▶ [Set task]
Type every record exactly as it appears.
---------- Material supplied
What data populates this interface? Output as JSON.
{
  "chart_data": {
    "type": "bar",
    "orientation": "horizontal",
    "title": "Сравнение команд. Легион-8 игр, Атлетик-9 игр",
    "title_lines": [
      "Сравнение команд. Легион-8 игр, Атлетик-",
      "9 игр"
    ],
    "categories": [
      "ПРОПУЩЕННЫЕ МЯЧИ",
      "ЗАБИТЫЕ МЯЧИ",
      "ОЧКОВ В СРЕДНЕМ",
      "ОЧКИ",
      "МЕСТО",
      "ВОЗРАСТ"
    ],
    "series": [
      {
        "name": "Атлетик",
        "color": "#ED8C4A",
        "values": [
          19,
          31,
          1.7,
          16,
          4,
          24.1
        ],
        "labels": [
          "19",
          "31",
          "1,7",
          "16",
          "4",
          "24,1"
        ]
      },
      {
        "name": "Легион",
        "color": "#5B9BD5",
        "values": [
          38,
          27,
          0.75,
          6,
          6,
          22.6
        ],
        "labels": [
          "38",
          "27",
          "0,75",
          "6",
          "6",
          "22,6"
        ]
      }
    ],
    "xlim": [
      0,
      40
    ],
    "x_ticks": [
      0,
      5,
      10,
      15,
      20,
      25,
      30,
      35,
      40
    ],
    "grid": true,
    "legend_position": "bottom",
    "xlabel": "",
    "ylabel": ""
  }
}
--------------------
▶ [Answer for this exercise]
What data populates this interface? Output as JSON.
{
  "chart_data": {
    "type": "bar",
    "orientation": "horizontal",
    "title": "Сравнение команд. Легион-8 игр, Атлетик-9 игр",
    "title_lines": [
      "Сравнение команд. Легион-8 игр, Атлетик-",
      "9 игр"
    ],
    "categories": [
      "ПРОПУЩЕННЫЕ МЯЧИ",
      "ЗАБИТЫЕ МЯЧИ",
      "ОЧКОВ В СРЕДНЕМ",
      "ОЧКИ",
      "МЕСТО",
      "ВОЗРАСТ"
    ],
    "series": [
      {
        "name": "Атлетик",
        "color": "#ED8C4A",
        "values": [
          19,
          31,
          1.7,
          16,
          4,
          24.1
        ],
        "labels": [
          "19",
          "31",
          "1,7",
          "16",
          "4",
          "24,1"
        ]
      },
      {
        "name": "Легион",
        "color": "#5B9BD5",
        "values": [
          38,
          27,
          0.75,
          6,
          6,
          22.6
        ],
        "labels": [
          "38",
          "27",
          "0,75",
          "6",
          "6",
          "22,6"
        ]
      }
    ],
    "xlim": [
      0,
      40
    ],
    "x_ticks": [
      0,
      5,
      10,
      15,
      20,
      25,
      30,
      35,
      40
    ],
    "grid": true,
    "legend_position": "bottom",
    "xlabel": "",
    "ylabel": ""
  }
}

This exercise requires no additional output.